— start of Material for this exercise —

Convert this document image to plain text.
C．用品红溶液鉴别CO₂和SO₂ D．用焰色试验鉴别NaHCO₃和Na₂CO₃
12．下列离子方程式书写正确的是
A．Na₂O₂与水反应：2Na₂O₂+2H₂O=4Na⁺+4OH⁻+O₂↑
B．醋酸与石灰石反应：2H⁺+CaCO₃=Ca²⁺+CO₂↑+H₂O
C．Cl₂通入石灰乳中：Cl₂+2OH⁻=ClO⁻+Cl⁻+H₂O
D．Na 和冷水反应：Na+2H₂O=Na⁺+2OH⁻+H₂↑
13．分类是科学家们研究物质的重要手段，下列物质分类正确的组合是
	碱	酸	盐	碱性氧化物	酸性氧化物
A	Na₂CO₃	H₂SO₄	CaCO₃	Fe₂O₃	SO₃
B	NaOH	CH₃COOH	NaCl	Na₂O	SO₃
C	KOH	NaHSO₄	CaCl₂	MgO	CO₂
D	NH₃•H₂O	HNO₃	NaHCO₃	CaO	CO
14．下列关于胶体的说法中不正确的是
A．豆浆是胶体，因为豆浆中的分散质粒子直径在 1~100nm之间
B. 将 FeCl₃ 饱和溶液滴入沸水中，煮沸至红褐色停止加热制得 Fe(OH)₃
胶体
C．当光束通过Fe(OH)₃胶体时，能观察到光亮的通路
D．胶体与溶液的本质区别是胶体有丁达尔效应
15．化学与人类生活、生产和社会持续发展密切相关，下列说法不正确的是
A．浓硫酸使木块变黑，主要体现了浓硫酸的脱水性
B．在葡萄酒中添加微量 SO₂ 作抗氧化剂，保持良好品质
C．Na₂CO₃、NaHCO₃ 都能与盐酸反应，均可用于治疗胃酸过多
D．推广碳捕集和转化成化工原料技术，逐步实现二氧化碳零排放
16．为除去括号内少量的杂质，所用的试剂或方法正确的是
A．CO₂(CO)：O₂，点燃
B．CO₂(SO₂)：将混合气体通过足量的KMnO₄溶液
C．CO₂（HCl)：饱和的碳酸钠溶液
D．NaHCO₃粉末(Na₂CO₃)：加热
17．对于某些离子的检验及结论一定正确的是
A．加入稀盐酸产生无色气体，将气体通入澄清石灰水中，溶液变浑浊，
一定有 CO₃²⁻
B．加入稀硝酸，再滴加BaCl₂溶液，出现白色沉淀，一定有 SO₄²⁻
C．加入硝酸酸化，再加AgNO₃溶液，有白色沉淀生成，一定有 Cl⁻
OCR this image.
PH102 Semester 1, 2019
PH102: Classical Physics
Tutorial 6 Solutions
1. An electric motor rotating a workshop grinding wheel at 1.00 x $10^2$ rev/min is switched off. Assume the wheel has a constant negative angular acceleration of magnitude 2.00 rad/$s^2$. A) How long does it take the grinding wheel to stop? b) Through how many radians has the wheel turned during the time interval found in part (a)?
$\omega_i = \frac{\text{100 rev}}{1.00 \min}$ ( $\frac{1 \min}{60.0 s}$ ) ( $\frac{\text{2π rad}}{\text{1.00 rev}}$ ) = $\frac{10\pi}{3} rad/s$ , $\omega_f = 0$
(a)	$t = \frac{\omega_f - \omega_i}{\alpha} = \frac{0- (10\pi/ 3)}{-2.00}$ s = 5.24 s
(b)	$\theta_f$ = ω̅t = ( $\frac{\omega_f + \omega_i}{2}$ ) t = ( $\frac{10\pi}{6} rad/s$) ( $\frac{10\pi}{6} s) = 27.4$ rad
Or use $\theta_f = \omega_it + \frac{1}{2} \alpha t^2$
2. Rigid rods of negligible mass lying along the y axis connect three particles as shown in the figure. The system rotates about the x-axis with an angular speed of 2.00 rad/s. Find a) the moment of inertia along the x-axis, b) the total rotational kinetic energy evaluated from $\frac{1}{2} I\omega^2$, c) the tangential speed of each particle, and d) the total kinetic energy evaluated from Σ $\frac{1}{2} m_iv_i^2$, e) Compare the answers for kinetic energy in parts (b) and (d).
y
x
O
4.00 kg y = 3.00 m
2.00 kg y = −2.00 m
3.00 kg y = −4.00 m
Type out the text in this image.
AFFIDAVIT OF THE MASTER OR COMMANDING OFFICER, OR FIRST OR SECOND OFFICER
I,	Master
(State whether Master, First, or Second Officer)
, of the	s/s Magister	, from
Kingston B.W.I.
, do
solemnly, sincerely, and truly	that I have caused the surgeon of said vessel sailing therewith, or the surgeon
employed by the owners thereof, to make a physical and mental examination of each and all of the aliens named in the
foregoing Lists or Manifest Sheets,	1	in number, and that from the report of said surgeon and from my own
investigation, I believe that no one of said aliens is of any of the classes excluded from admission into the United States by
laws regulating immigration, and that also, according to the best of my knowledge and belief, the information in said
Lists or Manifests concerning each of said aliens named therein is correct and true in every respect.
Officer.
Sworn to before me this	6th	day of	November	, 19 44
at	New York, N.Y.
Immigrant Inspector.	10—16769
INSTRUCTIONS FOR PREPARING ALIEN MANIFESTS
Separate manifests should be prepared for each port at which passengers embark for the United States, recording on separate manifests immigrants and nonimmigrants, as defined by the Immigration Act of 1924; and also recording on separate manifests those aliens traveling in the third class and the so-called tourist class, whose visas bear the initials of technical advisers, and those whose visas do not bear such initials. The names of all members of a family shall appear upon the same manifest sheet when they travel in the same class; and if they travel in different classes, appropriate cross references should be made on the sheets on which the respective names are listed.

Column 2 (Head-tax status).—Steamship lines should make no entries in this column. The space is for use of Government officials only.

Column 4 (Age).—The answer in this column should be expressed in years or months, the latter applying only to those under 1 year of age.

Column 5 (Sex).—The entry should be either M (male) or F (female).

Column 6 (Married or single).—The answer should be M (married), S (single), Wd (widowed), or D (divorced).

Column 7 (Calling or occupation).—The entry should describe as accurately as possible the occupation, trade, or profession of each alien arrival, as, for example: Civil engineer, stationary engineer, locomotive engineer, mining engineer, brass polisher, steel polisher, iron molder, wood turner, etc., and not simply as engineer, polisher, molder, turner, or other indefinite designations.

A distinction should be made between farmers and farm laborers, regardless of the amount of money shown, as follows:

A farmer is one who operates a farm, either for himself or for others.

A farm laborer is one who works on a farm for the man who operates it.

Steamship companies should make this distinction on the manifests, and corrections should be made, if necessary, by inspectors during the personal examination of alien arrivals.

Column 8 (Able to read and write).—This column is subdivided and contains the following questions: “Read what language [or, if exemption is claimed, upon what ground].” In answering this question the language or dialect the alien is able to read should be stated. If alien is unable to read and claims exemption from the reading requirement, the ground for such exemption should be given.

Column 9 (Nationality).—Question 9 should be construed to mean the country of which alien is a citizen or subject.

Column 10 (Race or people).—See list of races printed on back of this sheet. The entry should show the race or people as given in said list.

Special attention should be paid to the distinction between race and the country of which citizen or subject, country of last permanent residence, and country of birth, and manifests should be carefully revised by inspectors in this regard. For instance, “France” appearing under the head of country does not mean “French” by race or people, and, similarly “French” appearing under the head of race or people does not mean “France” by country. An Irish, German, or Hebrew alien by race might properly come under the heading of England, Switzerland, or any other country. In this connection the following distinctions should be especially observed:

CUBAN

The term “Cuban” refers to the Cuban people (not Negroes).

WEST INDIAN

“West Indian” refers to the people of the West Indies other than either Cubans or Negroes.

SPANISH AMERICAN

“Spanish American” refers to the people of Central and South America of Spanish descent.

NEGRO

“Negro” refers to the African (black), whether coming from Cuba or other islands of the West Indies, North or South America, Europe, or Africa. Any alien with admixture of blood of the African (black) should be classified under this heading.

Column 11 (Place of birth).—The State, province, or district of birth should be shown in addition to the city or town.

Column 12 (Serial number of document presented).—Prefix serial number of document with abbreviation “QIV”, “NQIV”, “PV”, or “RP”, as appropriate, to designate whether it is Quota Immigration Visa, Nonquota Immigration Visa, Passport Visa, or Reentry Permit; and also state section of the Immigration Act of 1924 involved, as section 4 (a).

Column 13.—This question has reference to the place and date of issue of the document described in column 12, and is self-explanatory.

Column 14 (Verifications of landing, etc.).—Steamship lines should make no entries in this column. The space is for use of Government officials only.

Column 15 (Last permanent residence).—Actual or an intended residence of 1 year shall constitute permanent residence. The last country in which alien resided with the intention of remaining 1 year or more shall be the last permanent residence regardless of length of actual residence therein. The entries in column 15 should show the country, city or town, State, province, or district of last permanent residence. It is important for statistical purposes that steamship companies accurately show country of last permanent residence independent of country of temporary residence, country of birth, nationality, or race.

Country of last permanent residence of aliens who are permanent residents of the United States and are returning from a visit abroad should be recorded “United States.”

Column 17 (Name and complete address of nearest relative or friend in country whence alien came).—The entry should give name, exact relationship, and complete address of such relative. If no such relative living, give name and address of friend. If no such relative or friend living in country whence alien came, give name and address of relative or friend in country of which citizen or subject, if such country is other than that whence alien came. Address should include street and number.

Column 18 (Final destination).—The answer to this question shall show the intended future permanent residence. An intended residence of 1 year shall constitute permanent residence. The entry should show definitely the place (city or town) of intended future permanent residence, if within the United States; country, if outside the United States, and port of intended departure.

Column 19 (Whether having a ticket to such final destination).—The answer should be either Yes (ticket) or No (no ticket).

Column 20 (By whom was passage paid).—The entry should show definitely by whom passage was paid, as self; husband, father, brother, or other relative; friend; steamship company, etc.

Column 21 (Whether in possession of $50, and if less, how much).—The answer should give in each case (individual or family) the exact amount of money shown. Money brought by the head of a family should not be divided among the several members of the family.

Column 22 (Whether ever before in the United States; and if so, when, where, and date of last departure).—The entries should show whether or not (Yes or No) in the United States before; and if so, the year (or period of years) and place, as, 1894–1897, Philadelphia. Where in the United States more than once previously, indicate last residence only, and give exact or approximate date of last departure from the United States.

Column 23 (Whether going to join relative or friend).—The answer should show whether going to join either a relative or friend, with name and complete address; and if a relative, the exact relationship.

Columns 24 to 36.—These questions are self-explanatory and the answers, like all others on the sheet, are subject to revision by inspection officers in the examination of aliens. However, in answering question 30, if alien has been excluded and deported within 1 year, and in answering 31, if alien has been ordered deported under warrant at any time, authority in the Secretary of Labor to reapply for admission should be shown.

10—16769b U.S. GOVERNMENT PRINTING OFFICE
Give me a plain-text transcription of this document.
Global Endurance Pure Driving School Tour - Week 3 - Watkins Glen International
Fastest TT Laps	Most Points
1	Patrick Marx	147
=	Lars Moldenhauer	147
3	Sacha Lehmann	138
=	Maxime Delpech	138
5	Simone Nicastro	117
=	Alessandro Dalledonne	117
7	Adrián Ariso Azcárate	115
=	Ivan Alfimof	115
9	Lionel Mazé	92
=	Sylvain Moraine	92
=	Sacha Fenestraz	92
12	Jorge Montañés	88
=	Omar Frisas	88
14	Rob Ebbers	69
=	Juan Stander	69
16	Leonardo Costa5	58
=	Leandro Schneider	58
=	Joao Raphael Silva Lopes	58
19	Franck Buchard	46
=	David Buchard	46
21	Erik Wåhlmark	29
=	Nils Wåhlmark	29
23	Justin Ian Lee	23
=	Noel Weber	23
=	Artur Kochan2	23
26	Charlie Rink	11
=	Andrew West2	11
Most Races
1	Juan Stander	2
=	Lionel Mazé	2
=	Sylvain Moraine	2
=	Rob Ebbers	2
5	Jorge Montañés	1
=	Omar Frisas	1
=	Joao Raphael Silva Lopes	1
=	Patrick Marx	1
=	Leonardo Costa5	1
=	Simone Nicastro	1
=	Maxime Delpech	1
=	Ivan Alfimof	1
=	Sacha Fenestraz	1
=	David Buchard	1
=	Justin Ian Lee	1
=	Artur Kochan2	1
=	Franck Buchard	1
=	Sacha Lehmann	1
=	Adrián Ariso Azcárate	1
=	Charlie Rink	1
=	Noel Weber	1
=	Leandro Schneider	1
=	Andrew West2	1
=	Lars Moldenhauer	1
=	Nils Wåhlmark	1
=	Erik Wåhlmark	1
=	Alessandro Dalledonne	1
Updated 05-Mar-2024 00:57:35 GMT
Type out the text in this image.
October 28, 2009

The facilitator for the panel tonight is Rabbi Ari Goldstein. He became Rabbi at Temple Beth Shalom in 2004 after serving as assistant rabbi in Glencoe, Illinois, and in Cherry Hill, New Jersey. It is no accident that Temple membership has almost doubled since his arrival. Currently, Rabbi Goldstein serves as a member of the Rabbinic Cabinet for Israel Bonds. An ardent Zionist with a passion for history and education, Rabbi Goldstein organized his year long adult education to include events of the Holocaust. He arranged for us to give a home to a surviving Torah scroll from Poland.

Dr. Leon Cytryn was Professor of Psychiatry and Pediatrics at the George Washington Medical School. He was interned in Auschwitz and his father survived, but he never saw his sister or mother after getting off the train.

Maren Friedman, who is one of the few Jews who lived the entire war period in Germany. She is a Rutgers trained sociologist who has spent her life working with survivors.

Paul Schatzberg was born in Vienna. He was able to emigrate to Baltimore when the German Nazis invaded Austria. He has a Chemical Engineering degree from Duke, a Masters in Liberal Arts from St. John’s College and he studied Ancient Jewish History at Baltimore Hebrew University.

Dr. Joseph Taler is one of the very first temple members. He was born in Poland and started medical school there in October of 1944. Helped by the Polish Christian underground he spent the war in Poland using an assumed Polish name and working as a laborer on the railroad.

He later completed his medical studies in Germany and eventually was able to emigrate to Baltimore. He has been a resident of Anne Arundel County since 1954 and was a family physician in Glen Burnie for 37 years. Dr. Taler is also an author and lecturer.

— end of Material for this exercise —

» Work required:
Copy the lines from the entries above in which the word "within" appears.

» Task answer:
Column 18 (Final destination).—The answer to this question shall show the intended future permanent residence. An intended residence of 1 year shall constitute permanent residence. The entry should show definitely the place (city or town) of intended future permanent residence, if within the United States; country, if outside the United States, and port of intended departure.
Columns 24 to 36.—These questions are self-explanatory and the answers, like all others on the sheet, are subject to revision by inspection officers in the examination of aliens. However, in answering question 30, if alien has been excluded and deported within 1 year, and in answering 31, if alien has been ordered deported under warrant at any time, authority in the Secretary of Labor to reapply for admission should be shown.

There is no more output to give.